Instructions to follow. Copy every entry word for word, but skip the pictures.

Recorded data
◇ ◇ ◇ ◇ ◇

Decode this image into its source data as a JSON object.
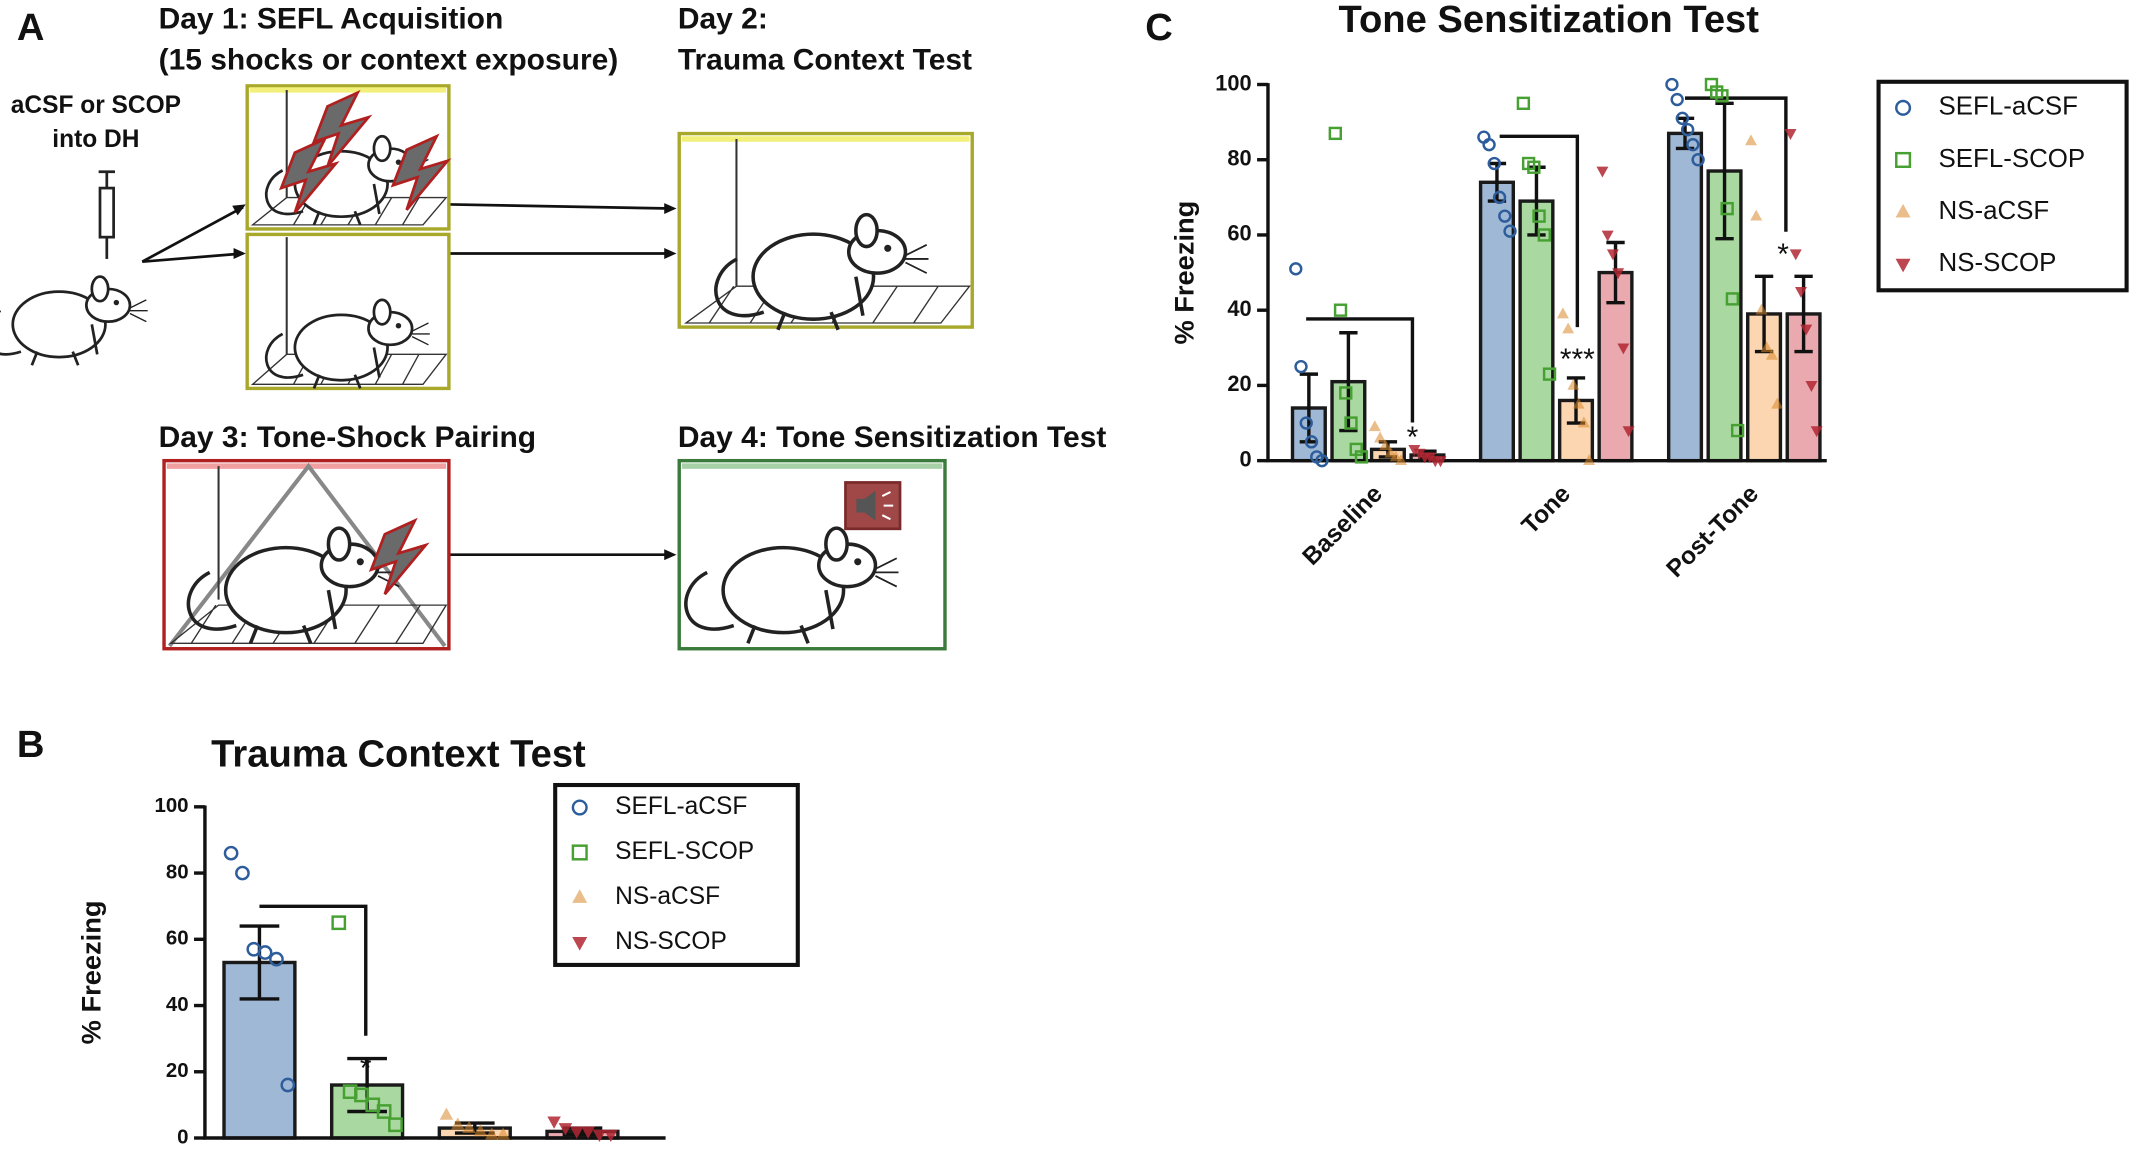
{
  "panel_labels": [
    "A",
    "B",
    "C"
  ],
  "diagram": {
    "day1": [
      "Day 1: SEFL Acquisition",
      "(15 shocks or context exposure)"
    ],
    "day2": [
      "Day 2:",
      "Trauma Context Test"
    ],
    "injection": [
      "aCSF or SCOP",
      "into DH"
    ],
    "day3": "Day 3: Tone-Shock Pairing",
    "day4": "Day 4: Tone Sensitization Test"
  },
  "chart_data": [
    {
      "type": "bar",
      "title": "Trauma Context Test",
      "ylabel": "% Freezing",
      "categories": [
        null
      ],
      "ylim": [
        0,
        100
      ],
      "yticks": [
        0,
        20,
        40,
        60,
        80,
        100
      ],
      "legend": "top-right",
      "annotations": [
        "*"
      ],
      "series": [
        {
          "name": "SEFL-aCSF",
          "color": "#2e5d9c",
          "bar_color": "#9fb8d6",
          "marker": "circle",
          "values": [
            53
          ],
          "errors": [
            11
          ],
          "points": [
            [
              86,
              80,
              57,
              56,
              54,
              16
            ]
          ]
        },
        {
          "name": "SEFL-SCOP",
          "color": "#46a032",
          "bar_color": "#a9d8a0",
          "marker": "square",
          "values": [
            16
          ],
          "errors": [
            8
          ],
          "points": [
            [
              65,
              14,
              13,
              10,
              8,
              4
            ]
          ]
        },
        {
          "name": "NS-aCSF",
          "color": "#d8892a",
          "bar_color": "#fcd6b0",
          "marker": "triangle-up",
          "values": [
            3
          ],
          "errors": [
            1.5
          ],
          "points": [
            [
              7,
              4,
              3,
              2,
              1,
              1
            ]
          ]
        },
        {
          "name": "NS-SCOP",
          "color": "#b02733",
          "bar_color": "#eaa9ae",
          "marker": "triangle-down",
          "values": [
            2
          ],
          "errors": [
            1
          ],
          "points": [
            [
              5,
              3,
              2,
              2,
              1,
              1
            ]
          ]
        }
      ]
    },
    {
      "type": "bar",
      "title": "Tone Sensitization Test",
      "ylabel": "% Freezing",
      "categories": [
        "Baseline",
        "Tone",
        "Post-Tone"
      ],
      "ylim": [
        0,
        100
      ],
      "yticks": [
        0,
        20,
        40,
        60,
        80,
        100
      ],
      "legend": "right",
      "annotations": [
        "*",
        "***",
        "*"
      ],
      "series": [
        {
          "name": "SEFL-aCSF",
          "color": "#2e5d9c",
          "bar_color": "#9fb8d6",
          "marker": "circle",
          "values": [
            14,
            74,
            87
          ],
          "errors": [
            9,
            5,
            4
          ],
          "points": [
            [
              51,
              25,
              10,
              5,
              1,
              0
            ],
            [
              86,
              84,
              79,
              70,
              65,
              61
            ],
            [
              100,
              96,
              91,
              88,
              84,
              80
            ]
          ]
        },
        {
          "name": "SEFL-SCOP",
          "color": "#46a032",
          "bar_color": "#a9d8a0",
          "marker": "square",
          "values": [
            21,
            69,
            77
          ],
          "errors": [
            13,
            9,
            18
          ],
          "points": [
            [
              87,
              40,
              18,
              10,
              3,
              1
            ],
            [
              95,
              79,
              78,
              65,
              60,
              23
            ],
            [
              100,
              98,
              97,
              67,
              43,
              8
            ]
          ]
        },
        {
          "name": "NS-aCSF",
          "color": "#d8892a",
          "bar_color": "#fcd6b0",
          "marker": "triangle-up",
          "values": [
            3,
            16,
            39
          ],
          "errors": [
            2,
            6,
            10
          ],
          "points": [
            [
              9,
              6,
              4,
              2,
              1,
              0
            ],
            [
              39,
              35,
              20,
              15,
              10,
              0
            ],
            [
              85,
              65,
              40,
              30,
              28,
              15
            ]
          ]
        },
        {
          "name": "NS-SCOP",
          "color": "#b02733",
          "bar_color": "#eaa9ae",
          "marker": "triangle-down",
          "values": [
            1.5,
            50,
            39
          ],
          "errors": [
            1,
            8,
            10
          ],
          "points": [
            [
              3,
              2,
              1,
              1,
              0,
              0
            ],
            [
              77,
              60,
              55,
              50,
              30,
              8
            ],
            [
              87,
              55,
              45,
              35,
              20,
              8
            ]
          ]
        }
      ]
    }
  ]
}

◇ ◇ ◇ ◇ ◇

Expected answer.
Decode this image into its source data as a JSON object.
{
  "panel_labels": [
    "A",
    "B",
    "C"
  ],
  "diagram": {
    "day1": [
      "Day 1: SEFL Acquisition",
      "(15 shocks or context exposure)"
    ],
    "day2": [
      "Day 2:",
      "Trauma Context Test"
    ],
    "injection": [
      "aCSF or SCOP",
      "into DH"
    ],
    "day3": "Day 3: Tone-Shock Pairing",
    "day4": "Day 4: Tone Sensitization Test"
  },
  "chart_data": [
    {
      "type": "bar",
      "title": "Trauma Context Test",
      "ylabel": "% Freezing",
      "categories": [
        null
      ],
      "ylim": [
        0,
        100
      ],
      "yticks": [
        0,
        20,
        40,
        60,
        80,
        100
      ],
      "legend": "top-right",
      "annotations": [
        "*"
      ],
      "series": [
        {
          "name": "SEFL-aCSF",
          "color": "#2e5d9c",
          "bar_color": "#9fb8d6",
          "marker": "circle",
          "values": [
            53
          ],
          "errors": [
            11
          ],
          "points": [
            [
              86,
              80,
              57,
              56,
              54,
              16
            ]
          ]
        },
        {
          "name": "SEFL-SCOP",
          "color": "#46a032",
          "bar_color": "#a9d8a0",
          "marker": "square",
          "values": [
            16
          ],
          "errors": [
            8
          ],
          "points": [
            [
              65,
              14,
              13,
              10,
              8,
              4
            ]
          ]
        },
        {
          "name": "NS-aCSF",
          "color": "#d8892a",
          "bar_color": "#fcd6b0",
          "marker": "triangle-up",
          "values": [
            3
          ],
          "errors": [
            1.5
          ],
          "points": [
            [
              7,
              4,
              3,
              2,
              1,
              1
            ]
          ]
        },
        {
          "name": "NS-SCOP",
          "color": "#b02733",
          "bar_color": "#eaa9ae",
          "marker": "triangle-down",
          "values": [
            2
          ],
          "errors": [
            1
          ],
          "points": [
            [
              5,
              3,
              2,
              2,
              1,
              1
            ]
          ]
        }
      ]
    },
    {
      "type": "bar",
      "title": "Tone Sensitization Test",
      "ylabel": "% Freezing",
      "categories": [
        "Baseline",
        "Tone",
        "Post-Tone"
      ],
      "ylim": [
        0,
        100
      ],
      "yticks": [
        0,
        20,
        40,
        60,
        80,
        100
      ],
      "legend": "right",
      "annotations": [
        "*",
        "***",
        "*"
      ],
      "series": [
        {
          "name": "SEFL-aCSF",
          "color": "#2e5d9c",
          "bar_color": "#9fb8d6",
          "marker": "circle",
          "values": [
            14,
            74,
            87
          ],
          "errors": [
            9,
            5,
            4
          ],
          "points": [
            [
              51,
              25,
              10,
              5,
              1,
              0
            ],
            [
              86,
              84,
              79,
              70,
              65,
              61
            ],
            [
              100,
              96,
              91,
              88,
              84,
              80
            ]
          ]
        },
        {
          "name": "SEFL-SCOP",
          "color": "#46a032",
          "bar_color": "#a9d8a0",
          "marker": "square",
          "values": [
            21,
            69,
            77
          ],
          "errors": [
            13,
            9,
            18
          ],
          "points": [
            [
              87,
              40,
              18,
              10,
              3,
              1
            ],
            [
              95,
              79,
              78,
              65,
              60,
              23
            ],
            [
              100,
              98,
              97,
              67,
              43,
              8
            ]
          ]
        },
        {
          "name": "NS-aCSF",
          "color": "#d8892a",
          "bar_color": "#fcd6b0",
          "marker": "triangle-up",
          "values": [
            3,
            16,
            39
          ],
          "errors": [
            2,
            6,
            10
          ],
          "points": [
            [
              9,
              6,
              4,
              2,
              1,
              0
            ],
            [
              39,
              35,
              20,
              15,
              10,
              0
            ],
            [
              85,
              65,
              40,
              30,
              28,
              15
            ]
          ]
        },
        {
          "name": "NS-SCOP",
          "color": "#b02733",
          "bar_color": "#eaa9ae",
          "marker": "triangle-down",
          "values": [
            1.5,
            50,
            39
          ],
          "errors": [
            1,
            8,
            10
          ],
          "points": [
            [
              3,
              2,
              1,
              1,
              0,
              0
            ],
            [
              77,
              60,
              55,
              50,
              30,
              8
            ],
            [
              87,
              55,
              45,
              35,
              20,
              8
            ]
          ]
        }
      ]
    }
  ]
}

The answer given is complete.